Reproduce every entry below precisely. Pictures are excluded from the copy.

++++++++

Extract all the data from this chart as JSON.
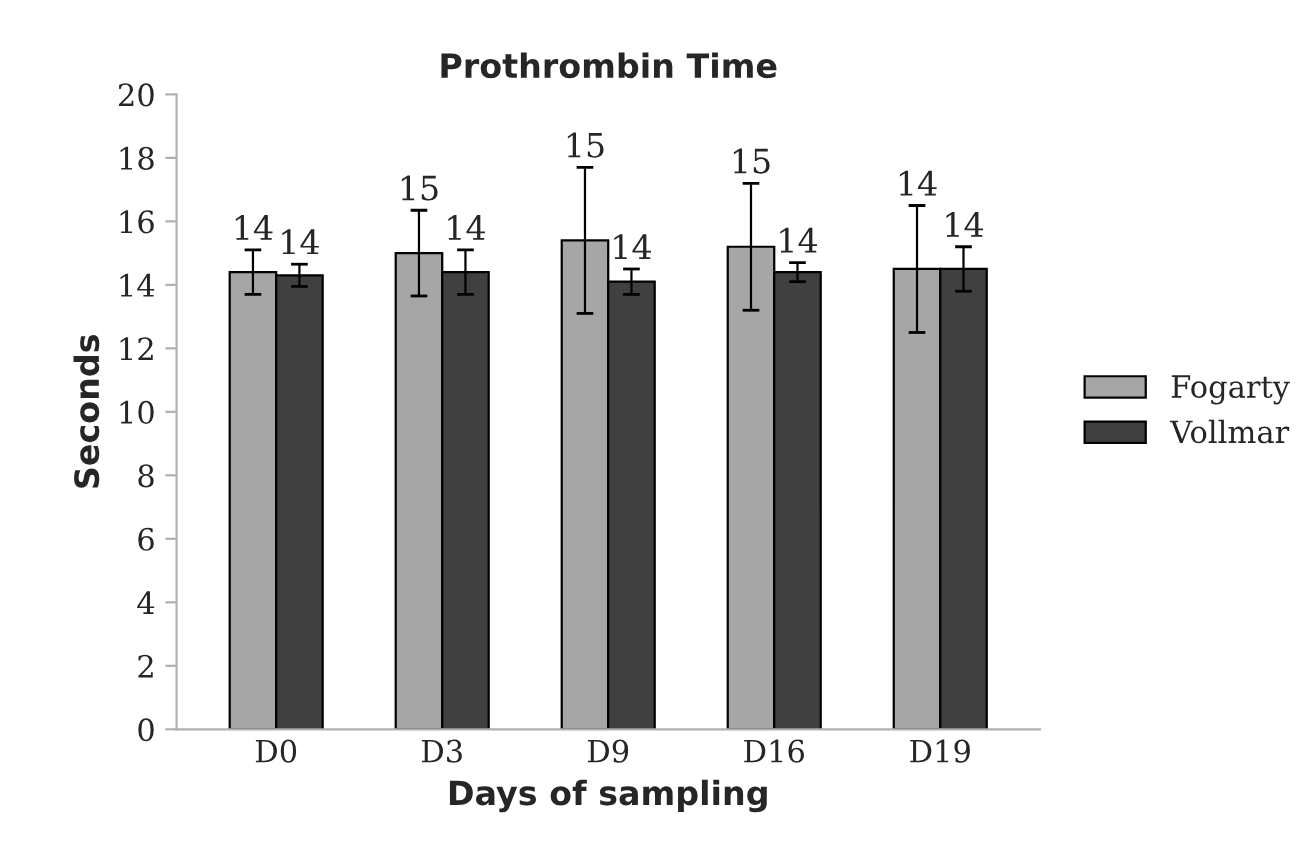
{
  "chart_data": {
    "type": "bar",
    "title": "Prothrombin Time",
    "xlabel": "Days of sampling",
    "ylabel": "Seconds",
    "categories": [
      "D0",
      "D3",
      "D9",
      "D16",
      "D19"
    ],
    "series": [
      {
        "name": "Fogarty",
        "color": "#a6a6a6",
        "values": [
          14.4,
          15.0,
          15.4,
          15.2,
          14.5
        ],
        "errors": [
          0.7,
          1.35,
          2.3,
          2.0,
          2.0
        ],
        "value_labels": [
          "14",
          "15",
          "15",
          "15",
          "14"
        ]
      },
      {
        "name": "Vollmar",
        "color": "#404040",
        "values": [
          14.3,
          14.4,
          14.1,
          14.4,
          14.5
        ],
        "errors": [
          0.35,
          0.7,
          0.4,
          0.3,
          0.7
        ],
        "value_labels": [
          "14",
          "14",
          "14",
          "14",
          "14"
        ]
      }
    ],
    "ylim": [
      0,
      20
    ],
    "yticks": [
      0,
      2,
      4,
      6,
      8,
      10,
      12,
      14,
      16,
      18,
      20
    ],
    "grid": false,
    "legend": "right"
  }
}
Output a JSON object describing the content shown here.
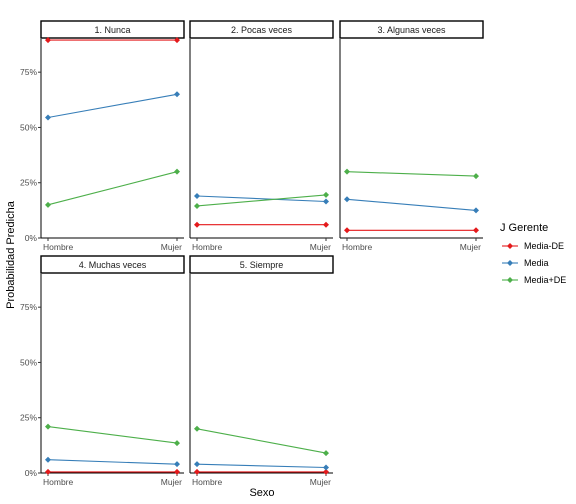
{
  "chart_data": {
    "type": "line",
    "x_axis_title": "Sexo",
    "y_axis_title": "Probabilidad Predicha",
    "categories": [
      "Hombre",
      "Mujer"
    ],
    "y_ticks": [
      0,
      25,
      50,
      75
    ],
    "y_tick_labels": [
      "0%",
      "25%",
      "50%",
      "75%"
    ],
    "ylim": [
      0,
      90
    ],
    "legend": {
      "title": "J Gerente",
      "position": "right",
      "items": [
        {
          "name": "Media-DE",
          "color": "#E41A1C"
        },
        {
          "name": "Media",
          "color": "#377EB8"
        },
        {
          "name": "Media+DE",
          "color": "#4DAF4A"
        }
      ]
    },
    "panels": [
      {
        "strip": "1. Nunca",
        "series": [
          {
            "name": "Media-DE",
            "values": [
              89.5,
              89.5
            ]
          },
          {
            "name": "Media",
            "values": [
              54.5,
              65.0
            ]
          },
          {
            "name": "Media+DE",
            "values": [
              15.0,
              30.0
            ]
          }
        ]
      },
      {
        "strip": "2. Pocas veces",
        "series": [
          {
            "name": "Media-DE",
            "values": [
              6.0,
              6.0
            ]
          },
          {
            "name": "Media",
            "values": [
              19.0,
              16.5
            ]
          },
          {
            "name": "Media+DE",
            "values": [
              14.5,
              19.5
            ]
          }
        ]
      },
      {
        "strip": "3. Algunas veces",
        "series": [
          {
            "name": "Media-DE",
            "values": [
              3.5,
              3.5
            ]
          },
          {
            "name": "Media",
            "values": [
              17.5,
              12.5
            ]
          },
          {
            "name": "Media+DE",
            "values": [
              30.0,
              28.0
            ]
          }
        ]
      },
      {
        "strip": "4. Muchas veces",
        "series": [
          {
            "name": "Media-DE",
            "values": [
              0.5,
              0.5
            ]
          },
          {
            "name": "Media",
            "values": [
              6.0,
              4.0
            ]
          },
          {
            "name": "Media+DE",
            "values": [
              21.0,
              13.5
            ]
          }
        ]
      },
      {
        "strip": "5. Siempre",
        "series": [
          {
            "name": "Media-DE",
            "values": [
              0.5,
              0.5
            ]
          },
          {
            "name": "Media",
            "values": [
              4.0,
              2.5
            ]
          },
          {
            "name": "Media+DE",
            "values": [
              20.0,
              9.0
            ]
          }
        ]
      }
    ]
  }
}
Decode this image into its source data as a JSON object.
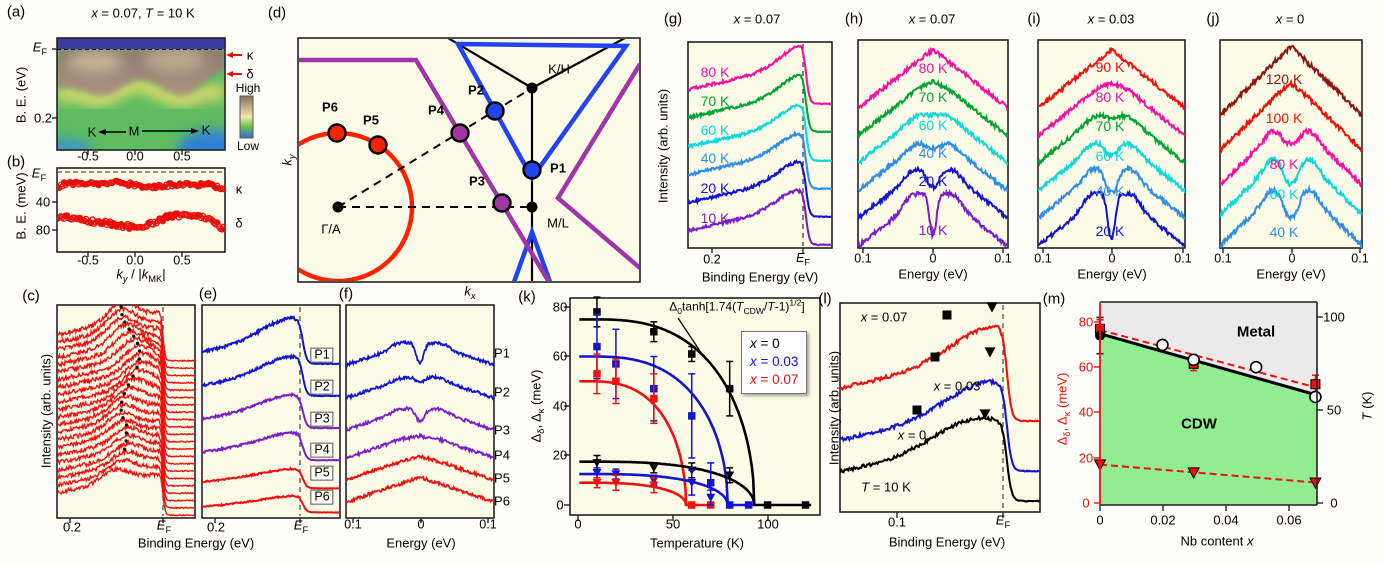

++++++++

→ IN RESPONSE
Extract all the data from this chart as JSON.
{
  "chart_data": {
    "type": "bar",
    "title": "Prothrombin Time",
    "xlabel": "Days of sampling",
    "ylabel": "Seconds",
    "categories": [
      "D0",
      "D3",
      "D9",
      "D16",
      "D19"
    ],
    "series": [
      {
        "name": "Fogarty",
        "color": "#a6a6a6",
        "values": [
          14.4,
          15.0,
          15.4,
          15.2,
          14.5
        ],
        "errors": [
          0.7,
          1.35,
          2.3,
          2.0,
          2.0
        ],
        "value_labels": [
          "14",
          "15",
          "15",
          "15",
          "14"
        ]
      },
      {
        "name": "Vollmar",
        "color": "#404040",
        "values": [
          14.3,
          14.4,
          14.1,
          14.4,
          14.5
        ],
        "errors": [
          0.35,
          0.7,
          0.4,
          0.3,
          0.7
        ],
        "value_labels": [
          "14",
          "14",
          "14",
          "14",
          "14"
        ]
      }
    ],
    "ylim": [
      0,
      20
    ],
    "yticks": [
      0,
      2,
      4,
      6,
      8,
      10,
      12,
      14,
      16,
      18,
      20
    ],
    "grid": false,
    "legend": "right"
  }
}
Output a JSON object describing the content shown here.
{
  "chart_data": {
    "type": "line",
    "x_axis_title": "Sexo",
    "y_axis_title": "Probabilidad Predicha",
    "categories": [
      "Hombre",
      "Mujer"
    ],
    "y_ticks": [
      0,
      25,
      50,
      75
    ],
    "y_tick_labels": [
      "0%",
      "25%",
      "50%",
      "75%"
    ],
    "ylim": [
      0,
      90
    ],
    "legend": {
      "title": "J Gerente",
      "position": "right",
      "items": [
        {
          "name": "Media-DE",
          "color": "#E41A1C"
        },
        {
          "name": "Media",
          "color": "#377EB8"
        },
        {
          "name": "Media+DE",
          "color": "#4DAF4A"
        }
      ]
    },
    "panels": [
      {
        "strip": "1. Nunca",
        "series": [
          {
            "name": "Media-DE",
            "values": [
              89.5,
              89.5
            ]
          },
          {
            "name": "Media",
            "values": [
              54.5,
              65.0
            ]
          },
          {
            "name": "Media+DE",
            "values": [
              15.0,
              30.0
            ]
          }
        ]
      },
      {
        "strip": "2. Pocas veces",
        "series": [
          {
            "name": "Media-DE",
            "values": [
              6.0,
              6.0
            ]
          },
          {
            "name": "Media",
            "values": [
              19.0,
              16.5
            ]
          },
          {
            "name": "Media+DE",
            "values": [
              14.5,
              19.5
            ]
          }
        ]
      },
      {
        "strip": "3. Algunas veces",
        "series": [
          {
            "name": "Media-DE",
            "values": [
              3.5,
              3.5
            ]
          },
          {
            "name": "Media",
            "values": [
              17.5,
              12.5
            ]
          },
          {
            "name": "Media+DE",
            "values": [
              30.0,
              28.0
            ]
          }
        ]
      },
      {
        "strip": "4. Muchas veces",
        "series": [
          {
            "name": "Media-DE",
            "values": [
              0.5,
              0.5
            ]
          },
          {
            "name": "Media",
            "values": [
              6.0,
              4.0
            ]
          },
          {
            "name": "Media+DE",
            "values": [
              21.0,
              13.5
            ]
          }
        ]
      },
      {
        "strip": "5. Siempre",
        "series": [
          {
            "name": "Media-DE",
            "values": [
              0.5,
              0.5
            ]
          },
          {
            "name": "Media",
            "values": [
              4.0,
              2.5
            ]
          },
          {
            "name": "Media+DE",
            "values": [
              20.0,
              9.0
            ]
          }
        ]
      }
    ]
  }
}
Decode this image into its source data as a JSON object.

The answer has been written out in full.